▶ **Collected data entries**
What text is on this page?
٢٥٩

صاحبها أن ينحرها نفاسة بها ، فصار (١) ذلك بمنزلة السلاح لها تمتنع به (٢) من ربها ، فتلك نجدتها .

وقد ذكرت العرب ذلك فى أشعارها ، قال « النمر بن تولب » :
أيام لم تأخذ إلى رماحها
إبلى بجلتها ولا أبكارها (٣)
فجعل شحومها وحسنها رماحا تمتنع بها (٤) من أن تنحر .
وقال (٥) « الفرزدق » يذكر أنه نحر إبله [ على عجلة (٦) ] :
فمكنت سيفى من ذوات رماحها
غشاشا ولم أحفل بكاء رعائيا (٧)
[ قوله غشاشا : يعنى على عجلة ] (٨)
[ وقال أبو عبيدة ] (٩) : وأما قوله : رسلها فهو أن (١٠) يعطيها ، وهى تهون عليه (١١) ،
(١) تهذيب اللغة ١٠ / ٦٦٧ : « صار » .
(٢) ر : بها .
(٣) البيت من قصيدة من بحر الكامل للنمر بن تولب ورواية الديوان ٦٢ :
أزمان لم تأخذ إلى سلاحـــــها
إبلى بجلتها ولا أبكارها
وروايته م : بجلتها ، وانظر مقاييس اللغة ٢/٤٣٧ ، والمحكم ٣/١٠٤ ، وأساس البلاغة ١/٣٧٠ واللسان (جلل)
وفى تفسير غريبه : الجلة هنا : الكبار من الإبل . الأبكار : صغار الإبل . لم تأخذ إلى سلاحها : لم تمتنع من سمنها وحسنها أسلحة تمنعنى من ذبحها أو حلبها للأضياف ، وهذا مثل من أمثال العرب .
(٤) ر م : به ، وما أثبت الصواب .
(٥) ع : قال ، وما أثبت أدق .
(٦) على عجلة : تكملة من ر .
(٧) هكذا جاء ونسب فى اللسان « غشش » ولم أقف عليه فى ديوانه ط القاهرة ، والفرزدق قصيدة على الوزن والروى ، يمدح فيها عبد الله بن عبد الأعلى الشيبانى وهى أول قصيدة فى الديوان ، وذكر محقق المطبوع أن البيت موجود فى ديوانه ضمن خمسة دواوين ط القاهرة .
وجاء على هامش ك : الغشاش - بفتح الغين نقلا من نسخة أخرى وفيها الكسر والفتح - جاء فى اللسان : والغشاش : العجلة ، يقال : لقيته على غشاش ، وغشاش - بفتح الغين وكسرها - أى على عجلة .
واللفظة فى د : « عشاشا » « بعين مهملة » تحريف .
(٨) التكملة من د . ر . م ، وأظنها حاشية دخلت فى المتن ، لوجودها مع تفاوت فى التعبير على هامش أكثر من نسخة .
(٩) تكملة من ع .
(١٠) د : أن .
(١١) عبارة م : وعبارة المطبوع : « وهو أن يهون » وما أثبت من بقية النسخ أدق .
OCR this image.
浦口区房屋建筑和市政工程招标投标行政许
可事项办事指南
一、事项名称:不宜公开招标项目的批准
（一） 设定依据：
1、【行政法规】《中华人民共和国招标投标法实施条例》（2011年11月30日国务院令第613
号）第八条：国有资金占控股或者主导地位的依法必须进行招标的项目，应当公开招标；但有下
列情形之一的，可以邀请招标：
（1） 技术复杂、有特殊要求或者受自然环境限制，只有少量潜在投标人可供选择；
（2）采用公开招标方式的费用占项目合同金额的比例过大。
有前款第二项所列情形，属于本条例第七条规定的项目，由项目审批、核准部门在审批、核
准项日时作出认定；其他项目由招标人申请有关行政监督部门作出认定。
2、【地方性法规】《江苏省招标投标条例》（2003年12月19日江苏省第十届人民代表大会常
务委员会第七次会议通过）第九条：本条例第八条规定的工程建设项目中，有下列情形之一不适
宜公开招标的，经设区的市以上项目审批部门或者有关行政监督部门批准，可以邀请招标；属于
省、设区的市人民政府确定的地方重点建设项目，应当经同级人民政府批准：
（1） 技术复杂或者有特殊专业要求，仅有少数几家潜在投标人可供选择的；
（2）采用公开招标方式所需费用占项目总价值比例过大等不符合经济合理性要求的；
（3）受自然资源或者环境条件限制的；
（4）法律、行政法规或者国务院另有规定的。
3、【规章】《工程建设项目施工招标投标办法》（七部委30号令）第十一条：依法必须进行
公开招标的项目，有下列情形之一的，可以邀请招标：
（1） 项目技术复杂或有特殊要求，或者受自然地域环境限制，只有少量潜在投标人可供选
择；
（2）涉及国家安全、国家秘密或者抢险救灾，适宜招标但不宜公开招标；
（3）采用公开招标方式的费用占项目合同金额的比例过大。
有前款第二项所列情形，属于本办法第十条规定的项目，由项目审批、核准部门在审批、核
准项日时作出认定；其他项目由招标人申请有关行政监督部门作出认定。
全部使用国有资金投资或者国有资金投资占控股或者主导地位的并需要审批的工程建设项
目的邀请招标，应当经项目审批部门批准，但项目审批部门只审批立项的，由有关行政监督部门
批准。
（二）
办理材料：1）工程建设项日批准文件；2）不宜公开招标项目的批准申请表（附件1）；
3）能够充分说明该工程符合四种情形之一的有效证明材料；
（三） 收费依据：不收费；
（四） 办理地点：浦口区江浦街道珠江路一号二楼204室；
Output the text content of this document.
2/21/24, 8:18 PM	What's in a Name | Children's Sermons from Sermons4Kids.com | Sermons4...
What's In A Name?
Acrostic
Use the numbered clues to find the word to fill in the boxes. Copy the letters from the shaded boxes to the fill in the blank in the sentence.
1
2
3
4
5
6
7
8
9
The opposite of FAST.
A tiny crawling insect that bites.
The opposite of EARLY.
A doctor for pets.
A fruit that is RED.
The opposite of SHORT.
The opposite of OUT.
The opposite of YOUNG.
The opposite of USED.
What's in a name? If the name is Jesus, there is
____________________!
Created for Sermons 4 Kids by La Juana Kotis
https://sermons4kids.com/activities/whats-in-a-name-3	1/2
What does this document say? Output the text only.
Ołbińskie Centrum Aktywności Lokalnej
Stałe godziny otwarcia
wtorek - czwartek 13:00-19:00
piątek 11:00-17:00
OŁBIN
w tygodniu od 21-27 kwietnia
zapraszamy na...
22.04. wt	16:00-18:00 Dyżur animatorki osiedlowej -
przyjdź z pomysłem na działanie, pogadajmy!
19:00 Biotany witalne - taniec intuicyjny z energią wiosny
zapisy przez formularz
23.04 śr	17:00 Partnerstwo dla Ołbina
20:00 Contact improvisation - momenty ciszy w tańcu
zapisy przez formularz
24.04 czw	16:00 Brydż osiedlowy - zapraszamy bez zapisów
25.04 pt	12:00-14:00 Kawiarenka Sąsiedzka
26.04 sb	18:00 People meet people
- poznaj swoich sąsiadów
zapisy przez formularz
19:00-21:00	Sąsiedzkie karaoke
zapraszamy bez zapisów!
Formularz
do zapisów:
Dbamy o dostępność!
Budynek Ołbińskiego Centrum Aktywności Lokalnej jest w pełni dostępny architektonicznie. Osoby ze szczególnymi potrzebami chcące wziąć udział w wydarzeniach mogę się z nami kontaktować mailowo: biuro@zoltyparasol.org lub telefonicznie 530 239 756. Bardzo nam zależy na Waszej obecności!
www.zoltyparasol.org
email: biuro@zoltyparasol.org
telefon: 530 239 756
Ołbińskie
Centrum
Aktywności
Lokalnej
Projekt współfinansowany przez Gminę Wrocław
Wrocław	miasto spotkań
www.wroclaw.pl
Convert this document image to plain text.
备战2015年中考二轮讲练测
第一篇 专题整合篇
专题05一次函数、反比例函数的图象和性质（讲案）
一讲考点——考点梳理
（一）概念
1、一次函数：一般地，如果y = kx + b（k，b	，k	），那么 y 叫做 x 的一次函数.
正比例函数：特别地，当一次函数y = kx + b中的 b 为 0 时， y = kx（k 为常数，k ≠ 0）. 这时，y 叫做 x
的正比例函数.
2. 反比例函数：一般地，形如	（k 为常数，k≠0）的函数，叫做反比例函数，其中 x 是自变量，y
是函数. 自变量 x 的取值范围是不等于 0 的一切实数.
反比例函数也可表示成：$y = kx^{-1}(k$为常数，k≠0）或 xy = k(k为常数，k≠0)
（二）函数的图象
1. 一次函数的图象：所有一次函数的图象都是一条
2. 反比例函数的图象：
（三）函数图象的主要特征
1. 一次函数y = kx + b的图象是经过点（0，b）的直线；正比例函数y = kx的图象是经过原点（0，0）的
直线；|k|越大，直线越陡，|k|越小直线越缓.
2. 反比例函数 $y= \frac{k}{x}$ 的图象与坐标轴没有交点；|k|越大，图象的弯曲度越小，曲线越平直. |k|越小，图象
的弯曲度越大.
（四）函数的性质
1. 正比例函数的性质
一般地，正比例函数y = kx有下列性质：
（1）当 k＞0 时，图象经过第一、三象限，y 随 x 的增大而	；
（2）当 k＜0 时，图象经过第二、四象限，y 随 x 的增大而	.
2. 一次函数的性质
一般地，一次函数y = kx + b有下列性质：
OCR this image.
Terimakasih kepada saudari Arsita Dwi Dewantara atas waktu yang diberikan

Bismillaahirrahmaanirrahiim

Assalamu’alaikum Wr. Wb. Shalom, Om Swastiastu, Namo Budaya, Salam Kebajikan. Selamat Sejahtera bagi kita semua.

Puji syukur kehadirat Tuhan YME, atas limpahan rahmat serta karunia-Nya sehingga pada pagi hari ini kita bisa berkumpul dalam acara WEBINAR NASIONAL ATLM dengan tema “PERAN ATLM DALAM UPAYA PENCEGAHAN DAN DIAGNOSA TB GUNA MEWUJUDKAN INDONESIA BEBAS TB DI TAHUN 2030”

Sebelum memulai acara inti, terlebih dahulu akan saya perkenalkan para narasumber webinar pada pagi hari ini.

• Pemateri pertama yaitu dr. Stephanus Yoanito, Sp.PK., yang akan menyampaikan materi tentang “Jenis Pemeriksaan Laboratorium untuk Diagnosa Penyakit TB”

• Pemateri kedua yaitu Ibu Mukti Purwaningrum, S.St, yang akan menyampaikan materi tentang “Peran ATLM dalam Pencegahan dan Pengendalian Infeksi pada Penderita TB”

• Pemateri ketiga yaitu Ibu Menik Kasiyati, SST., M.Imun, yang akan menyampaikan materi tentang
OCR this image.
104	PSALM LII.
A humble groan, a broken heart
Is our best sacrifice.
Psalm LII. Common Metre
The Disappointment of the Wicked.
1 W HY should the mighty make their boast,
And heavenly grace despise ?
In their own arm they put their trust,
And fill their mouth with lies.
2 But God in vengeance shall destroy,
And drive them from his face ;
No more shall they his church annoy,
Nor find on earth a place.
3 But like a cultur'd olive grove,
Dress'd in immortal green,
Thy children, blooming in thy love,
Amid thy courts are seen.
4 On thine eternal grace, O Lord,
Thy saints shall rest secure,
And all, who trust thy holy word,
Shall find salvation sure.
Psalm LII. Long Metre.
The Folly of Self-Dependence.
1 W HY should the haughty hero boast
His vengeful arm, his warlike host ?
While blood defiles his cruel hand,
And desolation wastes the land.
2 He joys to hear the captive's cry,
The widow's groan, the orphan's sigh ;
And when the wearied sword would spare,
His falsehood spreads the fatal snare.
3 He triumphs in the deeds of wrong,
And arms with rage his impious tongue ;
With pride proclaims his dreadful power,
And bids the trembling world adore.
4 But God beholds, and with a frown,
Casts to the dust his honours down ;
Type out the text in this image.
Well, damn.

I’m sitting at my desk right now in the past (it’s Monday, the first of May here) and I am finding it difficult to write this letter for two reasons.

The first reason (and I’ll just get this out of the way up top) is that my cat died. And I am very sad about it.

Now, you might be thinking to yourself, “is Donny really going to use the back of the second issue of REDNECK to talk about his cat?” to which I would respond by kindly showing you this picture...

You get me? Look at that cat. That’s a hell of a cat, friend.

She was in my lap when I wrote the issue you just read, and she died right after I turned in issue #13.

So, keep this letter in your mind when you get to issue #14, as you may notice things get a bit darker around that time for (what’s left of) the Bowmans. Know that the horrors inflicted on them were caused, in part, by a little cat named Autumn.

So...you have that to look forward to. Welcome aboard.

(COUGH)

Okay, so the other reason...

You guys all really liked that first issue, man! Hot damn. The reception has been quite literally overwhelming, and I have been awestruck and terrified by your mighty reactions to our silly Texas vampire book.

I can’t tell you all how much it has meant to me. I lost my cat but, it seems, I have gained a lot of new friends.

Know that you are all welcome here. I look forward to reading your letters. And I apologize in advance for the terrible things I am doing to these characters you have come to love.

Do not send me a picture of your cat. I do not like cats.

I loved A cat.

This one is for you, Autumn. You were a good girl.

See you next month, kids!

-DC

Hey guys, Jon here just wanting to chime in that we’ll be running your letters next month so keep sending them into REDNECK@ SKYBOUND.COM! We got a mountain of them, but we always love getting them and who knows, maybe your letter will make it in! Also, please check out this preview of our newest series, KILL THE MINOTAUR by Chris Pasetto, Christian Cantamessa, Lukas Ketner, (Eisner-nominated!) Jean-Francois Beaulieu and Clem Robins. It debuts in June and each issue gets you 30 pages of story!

▶ **DIRECTION**
Show the lines that mention the word "正比例函数y".

▶ **SOLUTION TO THE EXERCISE**
1. 一次函数y = kx + b的图象是经过点（0，b）的直线；正比例函数y = kx的图象是经过原点（0，0）的
一般地，正比例函数y = kx有下列性质：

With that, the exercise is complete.